# Description of the task:
Take the data that follows and retype it word for word.

# Given data:
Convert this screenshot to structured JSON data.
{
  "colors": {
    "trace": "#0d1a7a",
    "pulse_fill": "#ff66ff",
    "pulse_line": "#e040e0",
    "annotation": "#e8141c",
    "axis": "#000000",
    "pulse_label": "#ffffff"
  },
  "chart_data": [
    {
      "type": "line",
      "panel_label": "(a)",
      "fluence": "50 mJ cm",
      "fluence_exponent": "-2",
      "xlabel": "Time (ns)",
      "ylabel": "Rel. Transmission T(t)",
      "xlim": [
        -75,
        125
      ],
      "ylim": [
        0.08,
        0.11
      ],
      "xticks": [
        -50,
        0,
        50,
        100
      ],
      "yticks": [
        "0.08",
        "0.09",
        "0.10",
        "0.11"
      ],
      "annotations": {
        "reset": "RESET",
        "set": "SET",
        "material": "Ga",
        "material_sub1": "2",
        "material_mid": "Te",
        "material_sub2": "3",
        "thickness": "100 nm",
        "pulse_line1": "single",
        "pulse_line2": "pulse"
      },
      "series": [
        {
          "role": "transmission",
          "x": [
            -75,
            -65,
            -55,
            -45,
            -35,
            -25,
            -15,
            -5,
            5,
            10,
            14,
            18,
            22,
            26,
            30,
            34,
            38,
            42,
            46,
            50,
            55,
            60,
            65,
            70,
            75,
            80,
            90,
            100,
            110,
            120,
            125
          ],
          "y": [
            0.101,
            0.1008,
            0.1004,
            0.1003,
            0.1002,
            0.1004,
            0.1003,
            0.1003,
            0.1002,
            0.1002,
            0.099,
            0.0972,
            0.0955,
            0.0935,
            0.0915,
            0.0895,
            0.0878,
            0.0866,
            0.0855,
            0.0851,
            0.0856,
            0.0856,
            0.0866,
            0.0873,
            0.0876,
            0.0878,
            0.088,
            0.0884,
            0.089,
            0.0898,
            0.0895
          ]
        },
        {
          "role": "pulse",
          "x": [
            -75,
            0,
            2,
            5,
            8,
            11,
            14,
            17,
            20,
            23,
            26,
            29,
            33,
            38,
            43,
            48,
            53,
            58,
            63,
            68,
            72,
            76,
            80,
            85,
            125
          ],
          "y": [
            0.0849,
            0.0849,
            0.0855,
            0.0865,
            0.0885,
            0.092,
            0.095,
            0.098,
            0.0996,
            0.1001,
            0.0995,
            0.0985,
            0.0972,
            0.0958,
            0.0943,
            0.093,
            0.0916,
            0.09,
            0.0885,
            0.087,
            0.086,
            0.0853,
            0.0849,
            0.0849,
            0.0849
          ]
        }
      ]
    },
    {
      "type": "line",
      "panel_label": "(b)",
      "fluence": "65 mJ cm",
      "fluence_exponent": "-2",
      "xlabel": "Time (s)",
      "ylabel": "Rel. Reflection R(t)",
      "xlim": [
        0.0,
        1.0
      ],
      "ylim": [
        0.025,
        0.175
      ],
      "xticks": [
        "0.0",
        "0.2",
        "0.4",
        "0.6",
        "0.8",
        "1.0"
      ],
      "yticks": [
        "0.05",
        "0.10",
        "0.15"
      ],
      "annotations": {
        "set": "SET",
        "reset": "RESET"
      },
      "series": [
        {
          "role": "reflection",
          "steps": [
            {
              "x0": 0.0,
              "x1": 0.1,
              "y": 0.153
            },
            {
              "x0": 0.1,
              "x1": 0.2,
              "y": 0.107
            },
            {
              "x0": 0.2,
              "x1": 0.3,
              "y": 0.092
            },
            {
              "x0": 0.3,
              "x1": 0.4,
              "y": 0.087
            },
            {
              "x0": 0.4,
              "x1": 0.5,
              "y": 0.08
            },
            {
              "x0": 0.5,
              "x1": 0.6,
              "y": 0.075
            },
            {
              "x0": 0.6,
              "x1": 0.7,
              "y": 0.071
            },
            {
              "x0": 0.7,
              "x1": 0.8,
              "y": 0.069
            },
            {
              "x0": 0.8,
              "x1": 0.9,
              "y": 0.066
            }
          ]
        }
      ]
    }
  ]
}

# Answer:
Convert this screenshot to structured JSON data.
{
  "colors": {
    "trace": "#0d1a7a",
    "pulse_fill": "#ff66ff",
    "pulse_line": "#e040e0",
    "annotation": "#e8141c",
    "axis": "#000000",
    "pulse_label": "#ffffff"
  },
  "chart_data": [
    {
      "type": "line",
      "panel_label": "(a)",
      "fluence": "50 mJ cm",
      "fluence_exponent": "-2",
      "xlabel": "Time (ns)",
      "ylabel": "Rel. Transmission T(t)",
      "xlim": [
        -75,
        125
      ],
      "ylim": [
        0.08,
        0.11
      ],
      "xticks": [
        -50,
        0,
        50,
        100
      ],
      "yticks": [
        "0.08",
        "0.09",
        "0.10",
        "0.11"
      ],
      "annotations": {
        "reset": "RESET",
        "set": "SET",
        "material": "Ga",
        "material_sub1": "2",
        "material_mid": "Te",
        "material_sub2": "3",
        "thickness": "100 nm",
        "pulse_line1": "single",
        "pulse_line2": "pulse"
      },
      "series": [
        {
          "role": "transmission",
          "x": [
            -75,
            -65,
            -55,
            -45,
            -35,
            -25,
            -15,
            -5,
            5,
            10,
            14,
            18,
            22,
            26,
            30,
            34,
            38,
            42,
            46,
            50,
            55,
            60,
            65,
            70,
            75,
            80,
            90,
            100,
            110,
            120,
            125
          ],
          "y": [
            0.101,
            0.1008,
            0.1004,
            0.1003,
            0.1002,
            0.1004,
            0.1003,
            0.1003,
            0.1002,
            0.1002,
            0.099,
            0.0972,
            0.0955,
            0.0935,
            0.0915,
            0.0895,
            0.0878,
            0.0866,
            0.0855,
            0.0851,
            0.0856,
            0.0856,
            0.0866,
            0.0873,
            0.0876,
            0.0878,
            0.088,
            0.0884,
            0.089,
            0.0898,
            0.0895
          ]
        },
        {
          "role": "pulse",
          "x": [
            -75,
            0,
            2,
            5,
            8,
            11,
            14,
            17,
            20,
            23,
            26,
            29,
            33,
            38,
            43,
            48,
            53,
            58,
            63,
            68,
            72,
            76,
            80,
            85,
            125
          ],
          "y": [
            0.0849,
            0.0849,
            0.0855,
            0.0865,
            0.0885,
            0.092,
            0.095,
            0.098,
            0.0996,
            0.1001,
            0.0995,
            0.0985,
            0.0972,
            0.0958,
            0.0943,
            0.093,
            0.0916,
            0.09,
            0.0885,
            0.087,
            0.086,
            0.0853,
            0.0849,
            0.0849,
            0.0849
          ]
        }
      ]
    },
    {
      "type": "line",
      "panel_label": "(b)",
      "fluence": "65 mJ cm",
      "fluence_exponent": "-2",
      "xlabel": "Time (s)",
      "ylabel": "Rel. Reflection R(t)",
      "xlim": [
        0.0,
        1.0
      ],
      "ylim": [
        0.025,
        0.175
      ],
      "xticks": [
        "0.0",
        "0.2",
        "0.4",
        "0.6",
        "0.8",
        "1.0"
      ],
      "yticks": [
        "0.05",
        "0.10",
        "0.15"
      ],
      "annotations": {
        "set": "SET",
        "reset": "RESET"
      },
      "series": [
        {
          "role": "reflection",
          "steps": [
            {
              "x0": 0.0,
              "x1": 0.1,
              "y": 0.153
            },
            {
              "x0": 0.1,
              "x1": 0.2,
              "y": 0.107
            },
            {
              "x0": 0.2,
              "x1": 0.3,
              "y": 0.092
            },
            {
              "x0": 0.3,
              "x1": 0.4,
              "y": 0.087
            },
            {
              "x0": 0.4,
              "x1": 0.5,
              "y": 0.08
            },
            {
              "x0": 0.5,
              "x1": 0.6,
              "y": 0.075
            },
            {
              "x0": 0.6,
              "x1": 0.7,
              "y": 0.071
            },
            {
              "x0": 0.7,
              "x1": 0.8,
              "y": 0.069
            },
            {
              "x0": 0.8,
              "x1": 0.9,
              "y": 0.066
            }
          ]
        }
      ]
    }
  ]
}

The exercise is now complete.